EXERCISE: Transcribe the material word for word, but without the images.

[Stored entries]
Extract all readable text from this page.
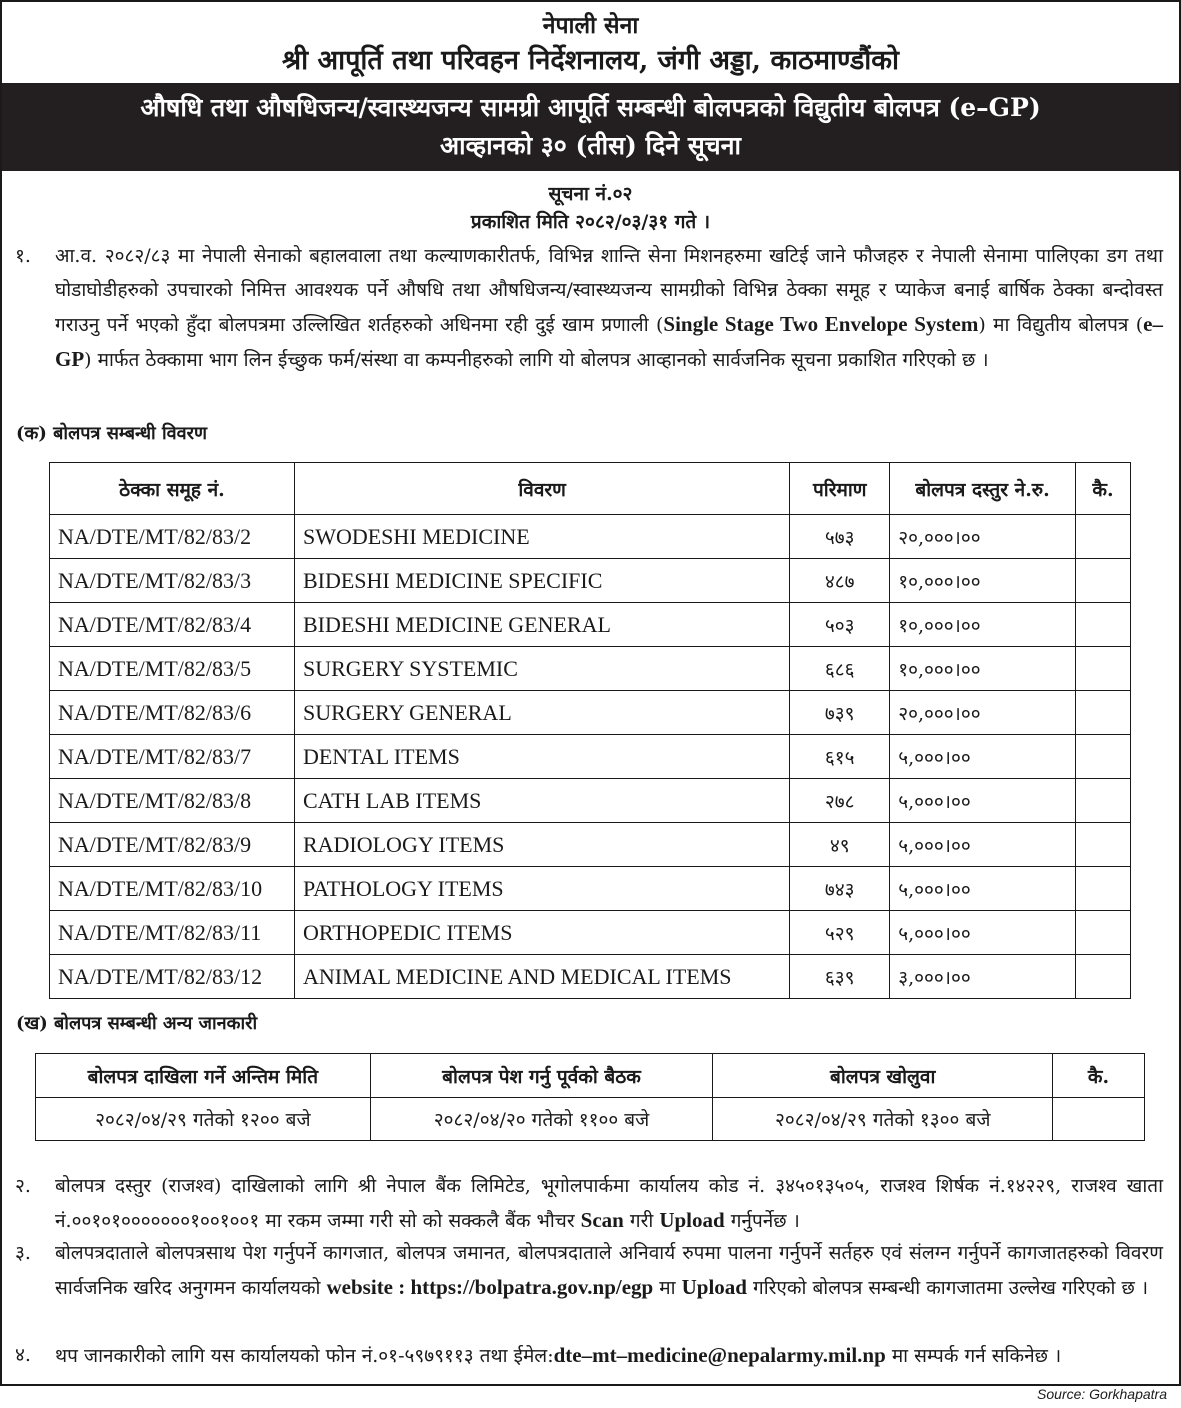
नेपाली सेना
श्री आपूर्ति तथा परिवहन निर्देशनालय, जंगी अड्डा, काठमाण्डौंको
औषधि तथा औषधिजन्य/स्वास्थ्यजन्य सामग्री आपूर्ति सम्बन्धी बोलपत्रको विद्युतीय बोलपत्र (e–GP)
आव्हानको ३० (तीस) दिने सूचना
सूचना नं.०२
प्रकाशित मिति २०८२/०३/३१ गते ।
१. आ.व. २०८२/८३ मा नेपाली सेनाको बहालवाला तथा कल्याणकारीतर्फ, विभिन्न शान्ति सेना मिशनहरुमा खटिई जाने फौजहरु र नेपाली सेनामा पालिएका डग तथा घोडाघोडीहरुको उपचारको निमित्त आवश्यक पर्ने औषधि तथा औषधिजन्य/स्वास्थ्यजन्य सामग्रीको विभिन्न ठेक्का समूह र प्याकेज बनाई बार्षिक ठेक्का बन्दोवस्त गराउनु पर्ने भएको हुँदा बोलपत्रमा उल्लिखित शर्तहरुको अधिनमा रही दुई खाम प्रणाली (Single Stage Two Envelope System) मा विद्युतीय बोलपत्र (e–GP) मार्फत ठेक्कामा भाग लिन ईच्छुक फर्म/संस्था वा कम्पनीहरुको लागि यो बोलपत्र आव्हानको सार्वजनिक सूचना प्रकाशित गरिएको छ ।
(क) बोलपत्र सम्बन्धी विवरण
ठेक्का समूह नं.	विवरण	परिमाण	बोलपत्र दस्तुर ने.रु.	कै.
NA/DTE/MT/82/83/2	SWODESHI MEDICINE	५७३	२०,०००।००	
NA/DTE/MT/82/83/3	BIDESHI MEDICINE SPECIFIC	४८७	१०,०००।००	
NA/DTE/MT/82/83/4	BIDESHI MEDICINE GENERAL	५०३	१०,०००।००	
NA/DTE/MT/82/83/5	SURGERY SYSTEMIC	६८६	१०,०००।००	
NA/DTE/MT/82/83/6	SURGERY GENERAL	७३९	२०,०००।००	
NA/DTE/MT/82/83/7	DENTAL ITEMS	६१५	५,०००।००	
NA/DTE/MT/82/83/8	CATH LAB ITEMS	२७८	५,०००।००	
NA/DTE/MT/82/83/9	RADIOLOGY ITEMS	४९	५,०००।००	
NA/DTE/MT/82/83/10	PATHOLOGY ITEMS	७४३	५,०००।००	
NA/DTE/MT/82/83/11	ORTHOPEDIC ITEMS	५२९	५,०००।००	
NA/DTE/MT/82/83/12	ANIMAL MEDICINE AND MEDICAL ITEMS	६३९	३,०००।००	
(ख) बोलपत्र सम्बन्धी अन्य जानकारी
बोलपत्र दाखिला गर्ने अन्तिम मिति	बोलपत्र पेश गर्नु पूर्वको बैठक	बोलपत्र खोलुवा	कै.
२०८२/०४/२९ गतेको १२०० बजे	२०८२/०४/२० गतेको ११०० बजे	२०८२/०४/२९ गतेको १३०० बजे	
२. बोलपत्र दस्तुर (राजश्व) दाखिलाको लागि श्री नेपाल बैंक लिमिटेड, भूगोलपार्कमा कार्यालय कोड नं. ३४५०१३५०५, राजश्व शिर्षक नं.१४२२९, राजश्व खाता नं.००१०१०००००००१००१००१ मा रकम जम्मा गरी सो को सक्कलै बैंक भौचर Scan गरी Upload गर्नुपर्नेछ ।
३. बोलपत्रदाताले बोलपत्रसाथ पेश गर्नुपर्ने कागजात, बोलपत्र जमानत, बोलपत्रदाताले अनिवार्य रुपमा पालना गर्नुपर्ने सर्तहरु एवं संलग्न गर्नुपर्ने कागजातहरुको विवरण सार्वजनिक खरिद अनुगमन कार्यालयको website : https://bolpatra.gov.np/egp मा Upload गरिएको बोलपत्र सम्बन्धी कागजातमा उल्लेख गरिएको छ ।
४. थप जानकारीको लागि यस कार्यालयको फोन नं.०१-५९७९११३ तथा ईमेल:dte–mt–medicine@nepalarmy.mil.np मा सम्पर्क गर्न सकिनेछ ।
Source: Gorkhapatra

OUTPUT OF THE EXERCISE:
Extract all readable text from this page.
नेपाली सेना
श्री आपूर्ति तथा परिवहन निर्देशनालय, जंगी अड्डा, काठमाण्डौंको
औषधि तथा औषधिजन्य/स्वास्थ्यजन्य सामग्री आपूर्ति सम्बन्धी बोलपत्रको विद्युतीय बोलपत्र (e–GP)
आव्हानको ३० (तीस) दिने सूचना
सूचना नं.०२
प्रकाशित मिति २०८२/०३/३१ गते ।
१. आ.व. २०८२/८३ मा नेपाली सेनाको बहालवाला तथा कल्याणकारीतर्फ, विभिन्न शान्ति सेना मिशनहरुमा खटिई जाने फौजहरु र नेपाली सेनामा पालिएका डग तथा घोडाघोडीहरुको उपचारको निमित्त आवश्यक पर्ने औषधि तथा औषधिजन्य/स्वास्थ्यजन्य सामग्रीको विभिन्न ठेक्का समूह र प्याकेज बनाई बार्षिक ठेक्का बन्दोवस्त गराउनु पर्ने भएको हुँदा बोलपत्रमा उल्लिखित शर्तहरुको अधिनमा रही दुई खाम प्रणाली (Single Stage Two Envelope System) मा विद्युतीय बोलपत्र (e–GP) मार्फत ठेक्कामा भाग लिन ईच्छुक फर्म/संस्था वा कम्पनीहरुको लागि यो बोलपत्र आव्हानको सार्वजनिक सूचना प्रकाशित गरिएको छ ।
(क) बोलपत्र सम्बन्धी विवरण
ठेक्का समूह नं.	विवरण	परिमाण	बोलपत्र दस्तुर ने.रु.	कै.
NA/DTE/MT/82/83/2	SWODESHI MEDICINE	५७३	२०,०००।००	
NA/DTE/MT/82/83/3	BIDESHI MEDICINE SPECIFIC	४८७	१०,०००।००	
NA/DTE/MT/82/83/4	BIDESHI MEDICINE GENERAL	५०३	१०,०००।००	
NA/DTE/MT/82/83/5	SURGERY SYSTEMIC	६८६	१०,०००।००	
NA/DTE/MT/82/83/6	SURGERY GENERAL	७३९	२०,०००।००	
NA/DTE/MT/82/83/7	DENTAL ITEMS	६१५	५,०००।००	
NA/DTE/MT/82/83/8	CATH LAB ITEMS	२७८	५,०००।००	
NA/DTE/MT/82/83/9	RADIOLOGY ITEMS	४९	५,०००।००	
NA/DTE/MT/82/83/10	PATHOLOGY ITEMS	७४३	५,०००।००	
NA/DTE/MT/82/83/11	ORTHOPEDIC ITEMS	५२९	५,०००।००	
NA/DTE/MT/82/83/12	ANIMAL MEDICINE AND MEDICAL ITEMS	६३९	३,०००।००	
(ख) बोलपत्र सम्बन्धी अन्य जानकारी
बोलपत्र दाखिला गर्ने अन्तिम मिति	बोलपत्र पेश गर्नु पूर्वको बैठक	बोलपत्र खोलुवा	कै.
२०८२/०४/२९ गतेको १२०० बजे	२०८२/०४/२० गतेको ११०० बजे	२०८२/०४/२९ गतेको १३०० बजे	
२. बोलपत्र दस्तुर (राजश्व) दाखिलाको लागि श्री नेपाल बैंक लिमिटेड, भूगोलपार्कमा कार्यालय कोड नं. ३४५०१३५०५, राजश्व शिर्षक नं.१४२२९, राजश्व खाता नं.००१०१०००००००१००१००१ मा रकम जम्मा गरी सो को सक्कलै बैंक भौचर Scan गरी Upload गर्नुपर्नेछ ।
३. बोलपत्रदाताले बोलपत्रसाथ पेश गर्नुपर्ने कागजात, बोलपत्र जमानत, बोलपत्रदाताले अनिवार्य रुपमा पालना गर्नुपर्ने सर्तहरु एवं संलग्न गर्नुपर्ने कागजातहरुको विवरण सार्वजनिक खरिद अनुगमन कार्यालयको website : https://bolpatra.gov.np/egp मा Upload गरिएको बोलपत्र सम्बन्धी कागजातमा उल्लेख गरिएको छ ।
४. थप जानकारीको लागि यस कार्यालयको फोन नं.०१-५९७९११३ तथा ईमेल:dte–mt–medicine@nepalarmy.mil.np मा सम्पर्क गर्न सकिनेछ ।
Source: Gorkhapatra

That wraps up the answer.